** BEGIN MATERIAL FOR THIS EXERCISE **

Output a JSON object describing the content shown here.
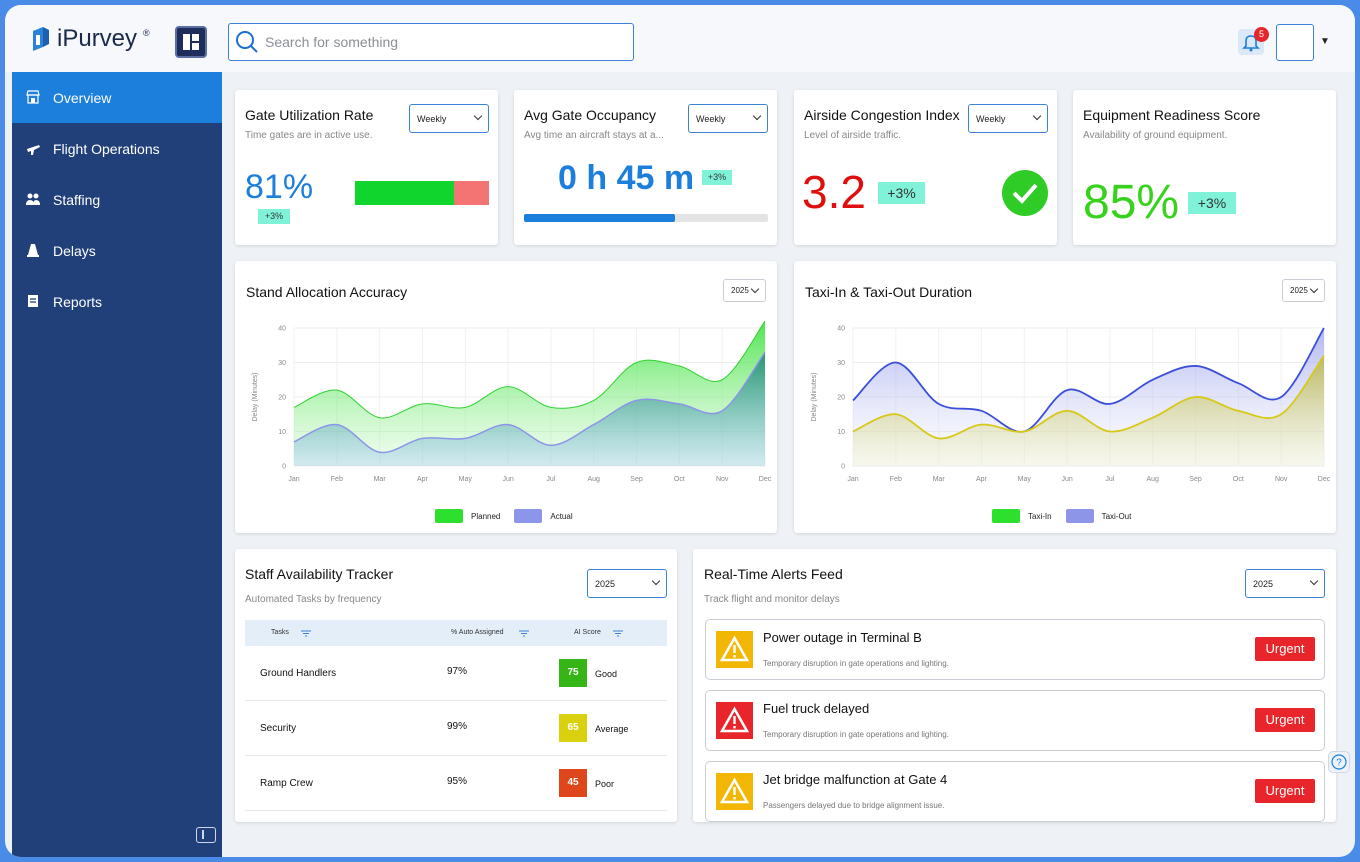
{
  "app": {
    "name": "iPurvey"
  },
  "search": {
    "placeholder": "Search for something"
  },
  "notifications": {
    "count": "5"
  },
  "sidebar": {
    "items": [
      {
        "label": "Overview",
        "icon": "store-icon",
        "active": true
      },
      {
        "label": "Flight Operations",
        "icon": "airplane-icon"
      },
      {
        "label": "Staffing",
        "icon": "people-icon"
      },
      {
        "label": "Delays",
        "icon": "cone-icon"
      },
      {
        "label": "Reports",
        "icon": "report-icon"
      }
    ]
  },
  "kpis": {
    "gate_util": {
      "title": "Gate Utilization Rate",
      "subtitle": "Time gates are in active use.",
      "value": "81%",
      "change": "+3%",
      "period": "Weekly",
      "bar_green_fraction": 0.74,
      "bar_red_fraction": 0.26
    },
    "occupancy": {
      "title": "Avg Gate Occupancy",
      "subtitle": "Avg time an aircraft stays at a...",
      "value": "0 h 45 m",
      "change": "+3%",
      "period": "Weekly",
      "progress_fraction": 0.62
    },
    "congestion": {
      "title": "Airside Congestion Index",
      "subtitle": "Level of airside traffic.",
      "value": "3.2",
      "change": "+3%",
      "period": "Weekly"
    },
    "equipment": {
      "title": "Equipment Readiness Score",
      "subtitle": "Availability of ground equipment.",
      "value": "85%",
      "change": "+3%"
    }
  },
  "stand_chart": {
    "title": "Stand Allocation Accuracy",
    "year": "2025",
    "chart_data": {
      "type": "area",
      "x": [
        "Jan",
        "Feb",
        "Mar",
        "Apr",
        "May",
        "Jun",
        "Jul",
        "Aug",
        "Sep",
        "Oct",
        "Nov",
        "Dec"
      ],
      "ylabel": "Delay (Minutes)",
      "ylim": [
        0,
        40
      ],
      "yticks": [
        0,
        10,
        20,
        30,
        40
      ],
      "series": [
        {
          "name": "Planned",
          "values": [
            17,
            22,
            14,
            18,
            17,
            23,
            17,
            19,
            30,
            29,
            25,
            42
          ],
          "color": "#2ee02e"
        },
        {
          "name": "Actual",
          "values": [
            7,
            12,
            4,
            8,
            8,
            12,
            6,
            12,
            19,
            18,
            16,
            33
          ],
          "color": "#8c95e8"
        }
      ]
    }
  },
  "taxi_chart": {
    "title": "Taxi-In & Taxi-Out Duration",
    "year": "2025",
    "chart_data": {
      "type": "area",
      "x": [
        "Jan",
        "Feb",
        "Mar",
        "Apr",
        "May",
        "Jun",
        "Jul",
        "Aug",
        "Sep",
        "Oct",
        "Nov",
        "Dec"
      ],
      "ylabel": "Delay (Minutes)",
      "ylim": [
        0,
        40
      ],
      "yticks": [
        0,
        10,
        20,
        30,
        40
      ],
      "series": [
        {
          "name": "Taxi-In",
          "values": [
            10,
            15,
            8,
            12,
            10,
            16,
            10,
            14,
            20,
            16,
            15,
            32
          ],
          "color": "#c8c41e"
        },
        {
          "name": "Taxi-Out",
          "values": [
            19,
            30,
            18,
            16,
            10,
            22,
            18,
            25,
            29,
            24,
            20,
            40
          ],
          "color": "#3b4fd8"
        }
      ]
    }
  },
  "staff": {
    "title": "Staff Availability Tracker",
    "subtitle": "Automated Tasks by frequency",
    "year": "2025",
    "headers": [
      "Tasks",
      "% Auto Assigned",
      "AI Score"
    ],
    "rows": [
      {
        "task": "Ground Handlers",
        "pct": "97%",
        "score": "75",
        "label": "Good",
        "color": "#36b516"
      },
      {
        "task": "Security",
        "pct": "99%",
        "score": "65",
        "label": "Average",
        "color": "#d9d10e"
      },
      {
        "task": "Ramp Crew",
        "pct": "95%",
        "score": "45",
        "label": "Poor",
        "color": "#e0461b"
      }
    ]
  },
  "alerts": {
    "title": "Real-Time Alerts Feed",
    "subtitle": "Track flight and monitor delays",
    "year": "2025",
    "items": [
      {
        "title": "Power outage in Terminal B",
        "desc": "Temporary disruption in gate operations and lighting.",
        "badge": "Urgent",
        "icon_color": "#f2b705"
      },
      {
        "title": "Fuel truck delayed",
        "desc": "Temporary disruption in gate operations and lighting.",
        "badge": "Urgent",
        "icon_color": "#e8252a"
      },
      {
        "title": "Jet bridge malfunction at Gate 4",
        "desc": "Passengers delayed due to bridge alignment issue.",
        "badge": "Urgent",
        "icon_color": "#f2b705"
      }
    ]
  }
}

** END MATERIAL FOR THIS EXERCISE **

● **TASK INSTRUCTIONS**
Pictures are to be left out; all else in the entries above is to be quoted exactly.

● **SOLUTION FOR THIS PROBLEM**
Output a JSON object describing the content shown here.
{
  "app": {
    "name": "iPurvey"
  },
  "search": {
    "placeholder": "Search for something"
  },
  "notifications": {
    "count": "5"
  },
  "sidebar": {
    "items": [
      {
        "label": "Overview",
        "icon": "store-icon",
        "active": true
      },
      {
        "label": "Flight Operations",
        "icon": "airplane-icon"
      },
      {
        "label": "Staffing",
        "icon": "people-icon"
      },
      {
        "label": "Delays",
        "icon": "cone-icon"
      },
      {
        "label": "Reports",
        "icon": "report-icon"
      }
    ]
  },
  "kpis": {
    "gate_util": {
      "title": "Gate Utilization Rate",
      "subtitle": "Time gates are in active use.",
      "value": "81%",
      "change": "+3%",
      "period": "Weekly",
      "bar_green_fraction": 0.74,
      "bar_red_fraction": 0.26
    },
    "occupancy": {
      "title": "Avg Gate Occupancy",
      "subtitle": "Avg time an aircraft stays at a...",
      "value": "0 h 45 m",
      "change": "+3%",
      "period": "Weekly",
      "progress_fraction": 0.62
    },
    "congestion": {
      "title": "Airside Congestion Index",
      "subtitle": "Level of airside traffic.",
      "value": "3.2",
      "change": "+3%",
      "period": "Weekly"
    },
    "equipment": {
      "title": "Equipment Readiness Score",
      "subtitle": "Availability of ground equipment.",
      "value": "85%",
      "change": "+3%"
    }
  },
  "stand_chart": {
    "title": "Stand Allocation Accuracy",
    "year": "2025",
    "chart_data": {
      "type": "area",
      "x": [
        "Jan",
        "Feb",
        "Mar",
        "Apr",
        "May",
        "Jun",
        "Jul",
        "Aug",
        "Sep",
        "Oct",
        "Nov",
        "Dec"
      ],
      "ylabel": "Delay (Minutes)",
      "ylim": [
        0,
        40
      ],
      "yticks": [
        0,
        10,
        20,
        30,
        40
      ],
      "series": [
        {
          "name": "Planned",
          "values": [
            17,
            22,
            14,
            18,
            17,
            23,
            17,
            19,
            30,
            29,
            25,
            42
          ],
          "color": "#2ee02e"
        },
        {
          "name": "Actual",
          "values": [
            7,
            12,
            4,
            8,
            8,
            12,
            6,
            12,
            19,
            18,
            16,
            33
          ],
          "color": "#8c95e8"
        }
      ]
    }
  },
  "taxi_chart": {
    "title": "Taxi-In & Taxi-Out Duration",
    "year": "2025",
    "chart_data": {
      "type": "area",
      "x": [
        "Jan",
        "Feb",
        "Mar",
        "Apr",
        "May",
        "Jun",
        "Jul",
        "Aug",
        "Sep",
        "Oct",
        "Nov",
        "Dec"
      ],
      "ylabel": "Delay (Minutes)",
      "ylim": [
        0,
        40
      ],
      "yticks": [
        0,
        10,
        20,
        30,
        40
      ],
      "series": [
        {
          "name": "Taxi-In",
          "values": [
            10,
            15,
            8,
            12,
            10,
            16,
            10,
            14,
            20,
            16,
            15,
            32
          ],
          "color": "#c8c41e"
        },
        {
          "name": "Taxi-Out",
          "values": [
            19,
            30,
            18,
            16,
            10,
            22,
            18,
            25,
            29,
            24,
            20,
            40
          ],
          "color": "#3b4fd8"
        }
      ]
    }
  },
  "staff": {
    "title": "Staff Availability Tracker",
    "subtitle": "Automated Tasks by frequency",
    "year": "2025",
    "headers": [
      "Tasks",
      "% Auto Assigned",
      "AI Score"
    ],
    "rows": [
      {
        "task": "Ground Handlers",
        "pct": "97%",
        "score": "75",
        "label": "Good",
        "color": "#36b516"
      },
      {
        "task": "Security",
        "pct": "99%",
        "score": "65",
        "label": "Average",
        "color": "#d9d10e"
      },
      {
        "task": "Ramp Crew",
        "pct": "95%",
        "score": "45",
        "label": "Poor",
        "color": "#e0461b"
      }
    ]
  },
  "alerts": {
    "title": "Real-Time Alerts Feed",
    "subtitle": "Track flight and monitor delays",
    "year": "2025",
    "items": [
      {
        "title": "Power outage in Terminal B",
        "desc": "Temporary disruption in gate operations and lighting.",
        "badge": "Urgent",
        "icon_color": "#f2b705"
      },
      {
        "title": "Fuel truck delayed",
        "desc": "Temporary disruption in gate operations and lighting.",
        "badge": "Urgent",
        "icon_color": "#e8252a"
      },
      {
        "title": "Jet bridge malfunction at Gate 4",
        "desc": "Passengers delayed due to bridge alignment issue.",
        "badge": "Urgent",
        "icon_color": "#f2b705"
      }
    ]
  }
}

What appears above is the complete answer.